**Task statement**
Below are some records. Copy every line in them that holds "ROBERT".

**Input for this task**
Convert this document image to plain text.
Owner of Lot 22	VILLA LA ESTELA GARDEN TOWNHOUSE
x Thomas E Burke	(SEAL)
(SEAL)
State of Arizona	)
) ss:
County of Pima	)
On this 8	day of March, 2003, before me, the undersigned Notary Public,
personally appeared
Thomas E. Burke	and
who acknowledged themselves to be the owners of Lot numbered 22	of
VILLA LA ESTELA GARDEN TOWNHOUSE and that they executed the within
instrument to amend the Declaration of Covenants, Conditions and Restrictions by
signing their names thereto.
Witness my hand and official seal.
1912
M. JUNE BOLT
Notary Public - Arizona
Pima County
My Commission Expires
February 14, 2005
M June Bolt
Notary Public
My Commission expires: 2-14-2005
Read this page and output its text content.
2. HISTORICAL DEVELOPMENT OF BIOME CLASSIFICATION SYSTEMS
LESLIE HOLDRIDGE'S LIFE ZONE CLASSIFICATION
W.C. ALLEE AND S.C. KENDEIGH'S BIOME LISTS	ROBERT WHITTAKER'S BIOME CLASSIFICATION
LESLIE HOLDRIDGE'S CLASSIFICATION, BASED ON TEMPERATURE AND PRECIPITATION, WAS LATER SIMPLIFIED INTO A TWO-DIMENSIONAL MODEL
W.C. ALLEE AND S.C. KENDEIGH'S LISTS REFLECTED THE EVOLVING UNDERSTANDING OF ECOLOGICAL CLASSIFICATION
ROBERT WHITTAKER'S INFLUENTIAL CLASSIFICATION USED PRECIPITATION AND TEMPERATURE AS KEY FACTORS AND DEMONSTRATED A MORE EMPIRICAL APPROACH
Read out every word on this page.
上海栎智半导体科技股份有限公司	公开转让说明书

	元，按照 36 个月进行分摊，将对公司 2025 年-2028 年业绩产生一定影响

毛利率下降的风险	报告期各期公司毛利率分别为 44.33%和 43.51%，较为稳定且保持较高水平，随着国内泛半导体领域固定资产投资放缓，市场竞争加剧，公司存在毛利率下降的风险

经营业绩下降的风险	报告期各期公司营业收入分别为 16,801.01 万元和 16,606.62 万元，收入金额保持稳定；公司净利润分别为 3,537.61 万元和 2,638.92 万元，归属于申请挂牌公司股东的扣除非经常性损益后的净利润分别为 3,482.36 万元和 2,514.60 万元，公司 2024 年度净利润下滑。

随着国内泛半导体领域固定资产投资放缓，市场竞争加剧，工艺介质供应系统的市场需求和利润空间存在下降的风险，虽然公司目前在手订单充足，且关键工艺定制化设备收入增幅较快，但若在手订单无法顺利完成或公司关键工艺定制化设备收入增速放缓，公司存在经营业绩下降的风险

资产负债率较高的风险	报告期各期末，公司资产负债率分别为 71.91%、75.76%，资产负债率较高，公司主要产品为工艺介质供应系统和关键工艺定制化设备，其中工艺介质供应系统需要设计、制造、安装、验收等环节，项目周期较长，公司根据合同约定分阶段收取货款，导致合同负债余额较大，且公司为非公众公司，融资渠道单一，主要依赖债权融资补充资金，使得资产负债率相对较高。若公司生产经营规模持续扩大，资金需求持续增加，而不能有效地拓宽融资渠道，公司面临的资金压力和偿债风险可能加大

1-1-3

**Correct result**
W.C. ALLEE AND S.C. KENDEIGH'S BIOME LISTS	ROBERT WHITTAKER'S BIOME CLASSIFICATION
ROBERT WHITTAKER'S INFLUENTIAL CLASSIFICATION USED PRECIPITATION AND TEMPERATURE AS KEY FACTORS AND DEMONSTRATED A MORE EMPIRICAL APPROACH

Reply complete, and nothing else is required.